GOAL OF THE EXERCISE: Set down each entry exactly as given; pictures should not appear in the copy.

========

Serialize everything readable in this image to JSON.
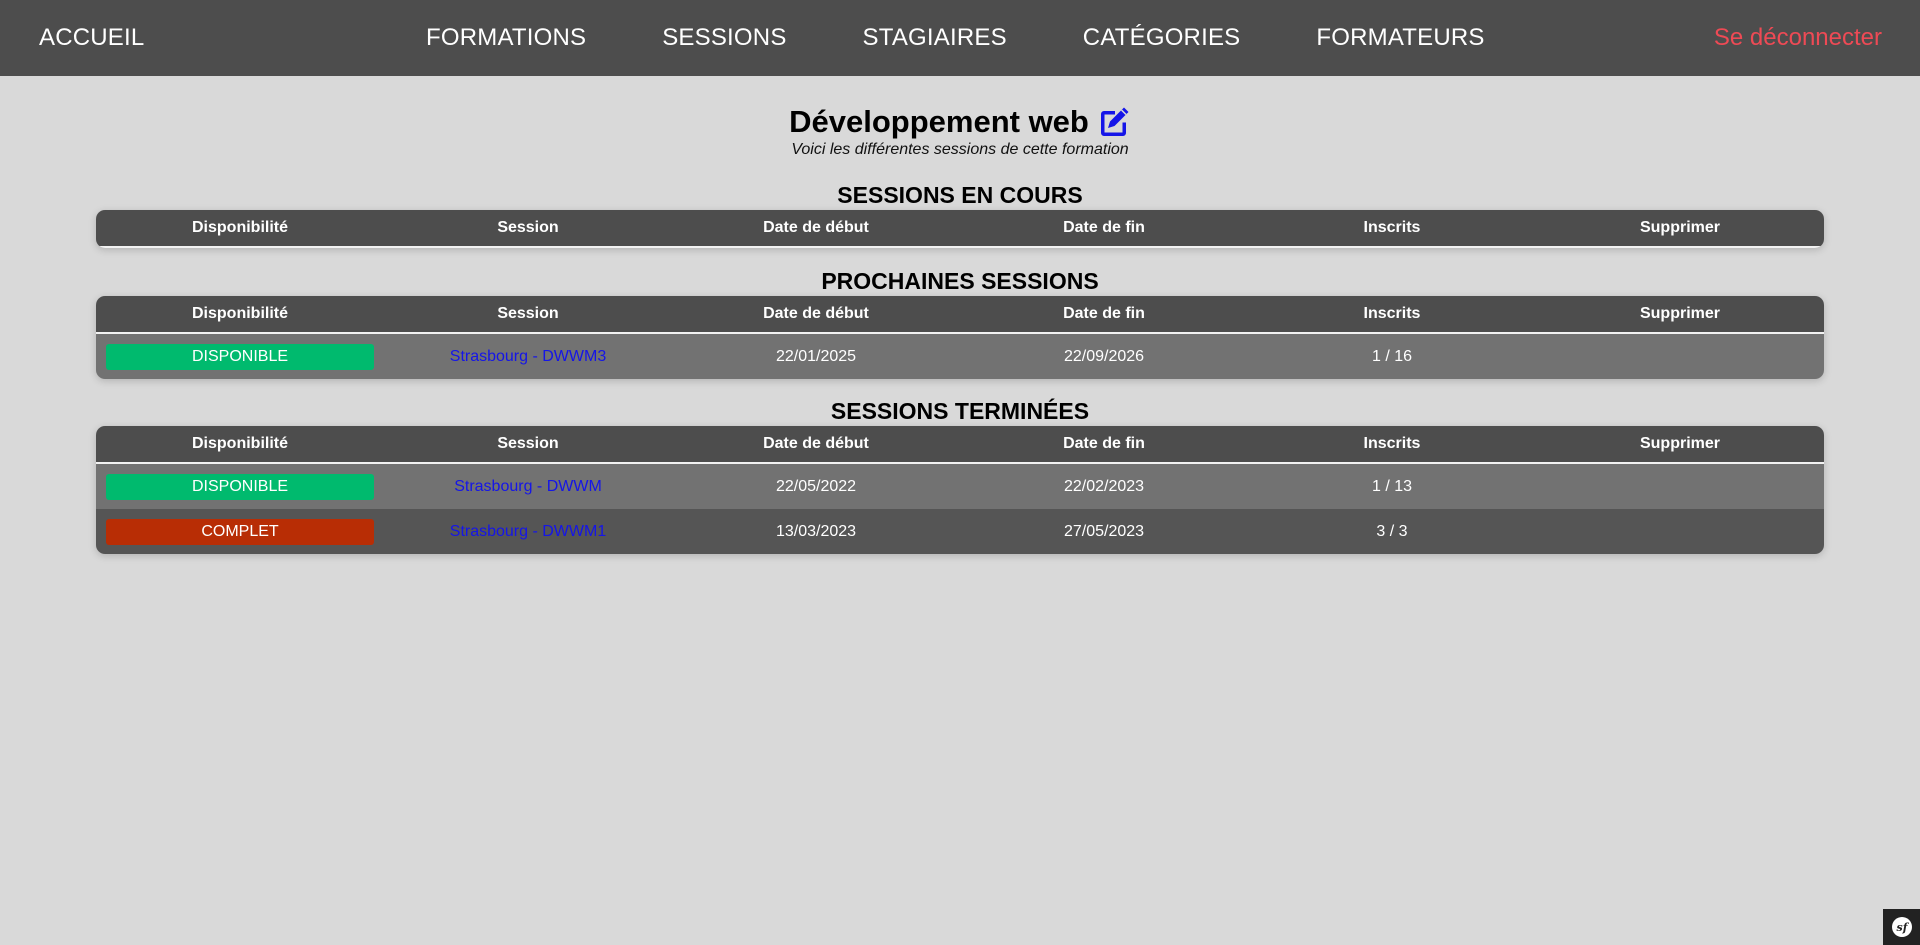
{
  "nav": {
    "home": "ACCUEIL",
    "items": [
      "FORMATIONS",
      "SESSIONS",
      "STAGIAIRES",
      "CATÉGORIES",
      "FORMATEURS"
    ],
    "logout": "Se déconnecter",
    "logout_color": "#ee4a55"
  },
  "page": {
    "title": "Développement web",
    "subtitle": "Voici les différentes sessions de cette formation",
    "edit_icon": "edit-icon"
  },
  "columns": [
    "Disponibilité",
    "Session",
    "Date de début",
    "Date de fin",
    "Inscrits",
    "Supprimer"
  ],
  "sections": [
    {
      "title": "SESSIONS EN COURS",
      "rows": []
    },
    {
      "title": "PROCHAINES SESSIONS",
      "rows": [
        {
          "status": "DISPONIBLE",
          "status_color": "#00ba6e",
          "session": "Strasbourg - DWWM3",
          "start": "22/01/2025",
          "end": "22/09/2026",
          "enrolled": "1 / 16"
        }
      ]
    },
    {
      "title": "SESSIONS TERMINÉES",
      "rows": [
        {
          "status": "DISPONIBLE",
          "status_color": "#00ba6e",
          "session": "Strasbourg - DWWM",
          "start": "22/05/2022",
          "end": "22/02/2023",
          "enrolled": "1 / 13"
        },
        {
          "status": "COMPLET",
          "status_color": "#b82d05",
          "session": "Strasbourg - DWWM1",
          "start": "13/03/2023",
          "end": "27/05/2023",
          "enrolled": "3 / 3"
        }
      ]
    }
  ],
  "colors": {
    "nav_bg": "#4d4d4d",
    "page_bg": "#d9d9d9",
    "link": "#1515e8"
  },
  "symfony_toolbar_icon": "symfony-icon"
}
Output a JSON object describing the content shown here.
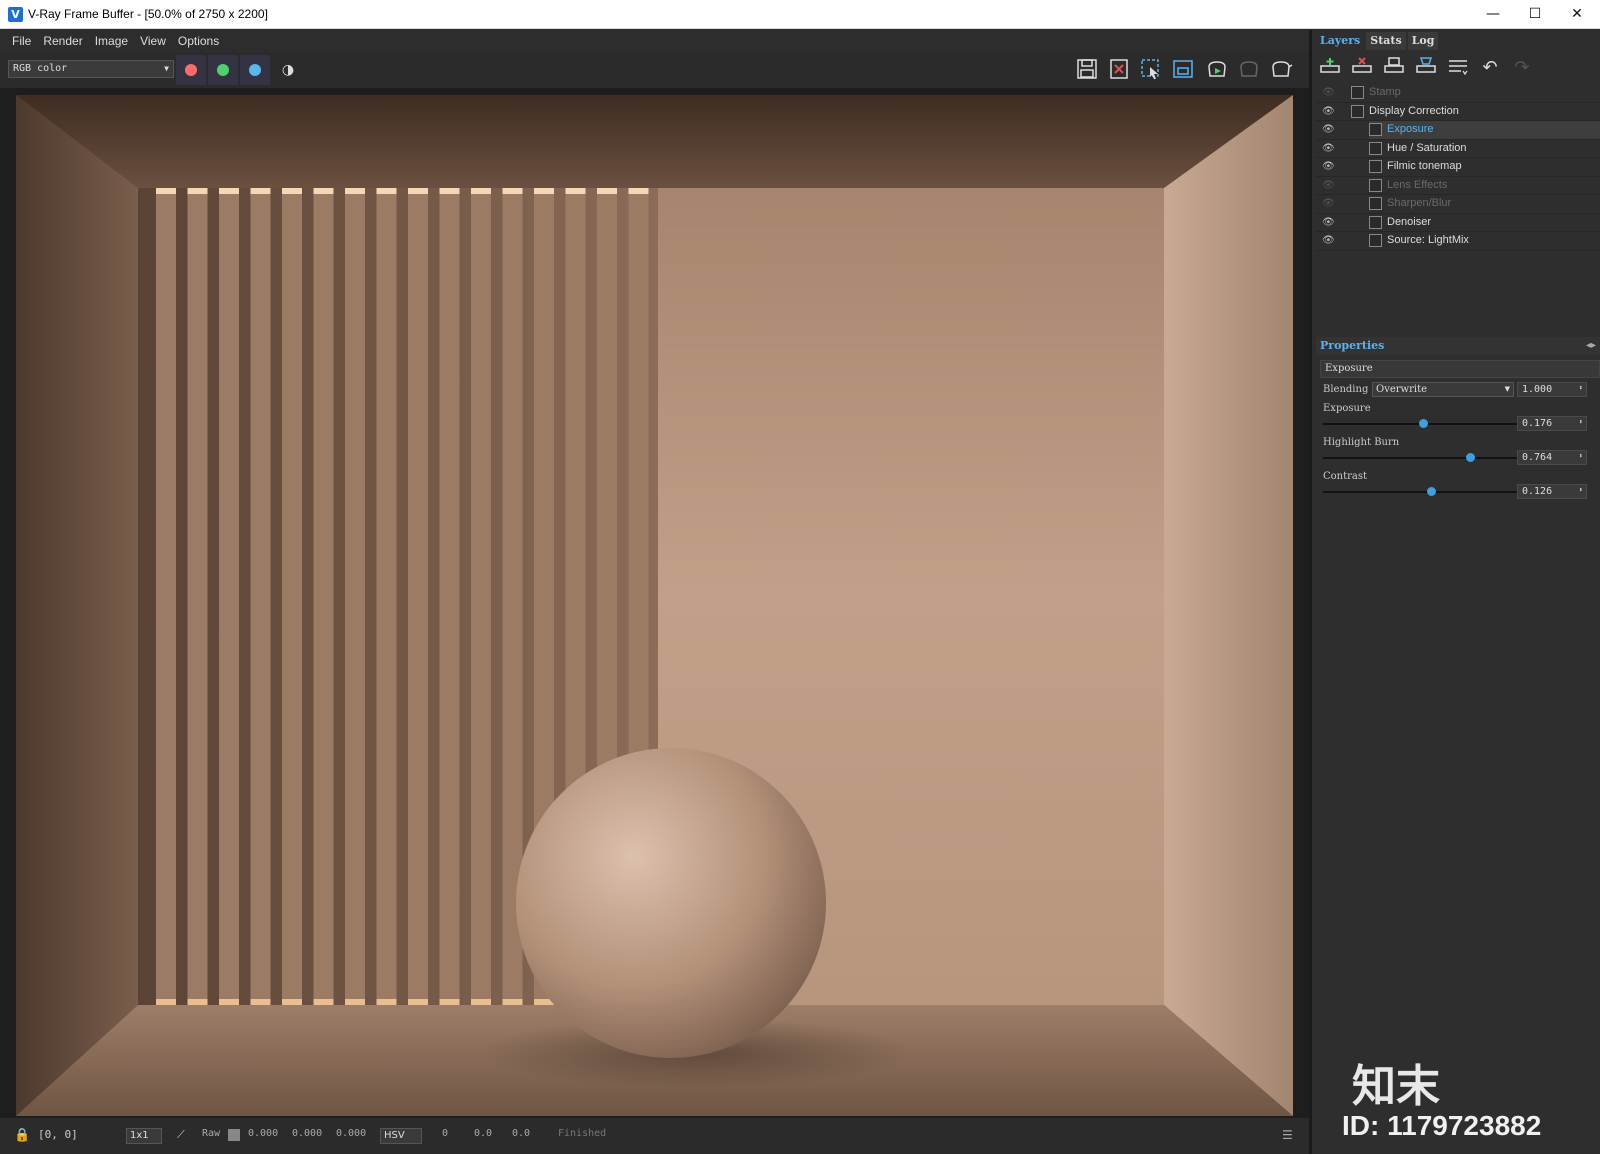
{
  "window": {
    "title": "V-Ray Frame Buffer - [50.0% of 2750 x 2200]",
    "minimize": "—",
    "maximize": "☐",
    "close": "✕"
  },
  "menu": [
    "File",
    "Render",
    "Image",
    "View",
    "Options"
  ],
  "toolbar": {
    "channel": "RGB color",
    "colors": {
      "red": "#ff6a6a",
      "green": "#4ed06a",
      "blue": "#5ab8f0"
    }
  },
  "tabs": [
    "Layers",
    "Stats",
    "Log"
  ],
  "layers": [
    {
      "label": "Stamp",
      "icon": "stamp-icon",
      "enabled": false,
      "indent": 0
    },
    {
      "label": "Display Correction",
      "icon": "display-correction-icon",
      "enabled": true,
      "indent": 0
    },
    {
      "label": "Exposure",
      "icon": "exposure-icon",
      "enabled": true,
      "indent": 1,
      "selected": true
    },
    {
      "label": "Hue / Saturation",
      "icon": "hue-saturation-icon",
      "enabled": true,
      "indent": 1
    },
    {
      "label": "Filmic tonemap",
      "icon": "filmic-tonemap-icon",
      "enabled": true,
      "indent": 1
    },
    {
      "label": "Lens Effects",
      "icon": "lens-effects-icon",
      "enabled": false,
      "indent": 1
    },
    {
      "label": "Sharpen/Blur",
      "icon": "sharpen-blur-icon",
      "enabled": false,
      "indent": 1
    },
    {
      "label": "Denoiser",
      "icon": "denoiser-icon",
      "enabled": true,
      "indent": 1
    },
    {
      "label": "Source: LightMix",
      "icon": "lightmix-icon",
      "enabled": true,
      "indent": 1
    }
  ],
  "properties": {
    "header": "Properties",
    "name": "Exposure",
    "blending_label": "Blending",
    "blending_mode": "Overwrite",
    "blending_value": "1.000",
    "exposure_label": "Exposure",
    "exposure_value": "0.176",
    "exposure_fraction": 0.51,
    "highlight_label": "Highlight Burn",
    "highlight_value": "0.764",
    "highlight_fraction": 0.75,
    "contrast_label": "Contrast",
    "contrast_value": "0.126",
    "contrast_fraction": 0.55
  },
  "status": {
    "coords": "[0, 0]",
    "zoom": "1x1",
    "mode": "Raw",
    "r": "0.000",
    "g": "0.000",
    "b": "0.000",
    "colorspace": "HSV",
    "h": "0",
    "s": "0.0",
    "v": "0.0",
    "state": "Finished"
  },
  "watermark": {
    "brand": "知末",
    "id": "ID: 1179723882"
  }
}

========

ANSWER TO THE EXERCISE:
Serialize everything readable in this image to JSON.
{
  "nav": {
    "home": "ACCUEIL",
    "items": [
      "FORMATIONS",
      "SESSIONS",
      "STAGIAIRES",
      "CATÉGORIES",
      "FORMATEURS"
    ],
    "logout": "Se déconnecter",
    "logout_color": "#ee4a55"
  },
  "page": {
    "title": "Développement web",
    "subtitle": "Voici les différentes sessions de cette formation",
    "edit_icon": "edit-icon"
  },
  "columns": [
    "Disponibilité",
    "Session",
    "Date de début",
    "Date de fin",
    "Inscrits",
    "Supprimer"
  ],
  "sections": [
    {
      "title": "SESSIONS EN COURS",
      "rows": []
    },
    {
      "title": "PROCHAINES SESSIONS",
      "rows": [
        {
          "status": "DISPONIBLE",
          "status_color": "#00ba6e",
          "session": "Strasbourg - DWWM3",
          "start": "22/01/2025",
          "end": "22/09/2026",
          "enrolled": "1 / 16"
        }
      ]
    },
    {
      "title": "SESSIONS TERMINÉES",
      "rows": [
        {
          "status": "DISPONIBLE",
          "status_color": "#00ba6e",
          "session": "Strasbourg - DWWM",
          "start": "22/05/2022",
          "end": "22/02/2023",
          "enrolled": "1 / 13"
        },
        {
          "status": "COMPLET",
          "status_color": "#b82d05",
          "session": "Strasbourg - DWWM1",
          "start": "13/03/2023",
          "end": "27/05/2023",
          "enrolled": "3 / 3"
        }
      ]
    }
  ],
  "colors": {
    "nav_bg": "#4d4d4d",
    "page_bg": "#d9d9d9",
    "link": "#1515e8"
  },
  "symfony_toolbar_icon": "symfony-icon"
}
Output a JSON object describing the content shown here.
{
  "window": {
    "title": "V-Ray Frame Buffer - [50.0% of 2750 x 2200]",
    "minimize": "—",
    "maximize": "☐",
    "close": "✕"
  },
  "menu": [
    "File",
    "Render",
    "Image",
    "View",
    "Options"
  ],
  "toolbar": {
    "channel": "RGB color",
    "colors": {
      "red": "#ff6a6a",
      "green": "#4ed06a",
      "blue": "#5ab8f0"
    }
  },
  "tabs": [
    "Layers",
    "Stats",
    "Log"
  ],
  "layers": [
    {
      "label": "Stamp",
      "icon": "stamp-icon",
      "enabled": false,
      "indent": 0
    },
    {
      "label": "Display Correction",
      "icon": "display-correction-icon",
      "enabled": true,
      "indent": 0
    },
    {
      "label": "Exposure",
      "icon": "exposure-icon",
      "enabled": true,
      "indent": 1,
      "selected": true
    },
    {
      "label": "Hue / Saturation",
      "icon": "hue-saturation-icon",
      "enabled": true,
      "indent": 1
    },
    {
      "label": "Filmic tonemap",
      "icon": "filmic-tonemap-icon",
      "enabled": true,
      "indent": 1
    },
    {
      "label": "Lens Effects",
      "icon": "lens-effects-icon",
      "enabled": false,
      "indent": 1
    },
    {
      "label": "Sharpen/Blur",
      "icon": "sharpen-blur-icon",
      "enabled": false,
      "indent": 1
    },
    {
      "label": "Denoiser",
      "icon": "denoiser-icon",
      "enabled": true,
      "indent": 1
    },
    {
      "label": "Source: LightMix",
      "icon": "lightmix-icon",
      "enabled": true,
      "indent": 1
    }
  ],
  "properties": {
    "header": "Properties",
    "name": "Exposure",
    "blending_label": "Blending",
    "blending_mode": "Overwrite",
    "blending_value": "1.000",
    "exposure_label": "Exposure",
    "exposure_value": "0.176",
    "exposure_fraction": 0.51,
    "highlight_label": "Highlight Burn",
    "highlight_value": "0.764",
    "highlight_fraction": 0.75,
    "contrast_label": "Contrast",
    "contrast_value": "0.126",
    "contrast_fraction": 0.55
  },
  "status": {
    "coords": "[0, 0]",
    "zoom": "1x1",
    "mode": "Raw",
    "r": "0.000",
    "g": "0.000",
    "b": "0.000",
    "colorspace": "HSV",
    "h": "0",
    "s": "0.0",
    "v": "0.0",
    "state": "Finished"
  },
  "watermark": {
    "brand": "知末",
    "id": "ID: 1179723882"
  }
}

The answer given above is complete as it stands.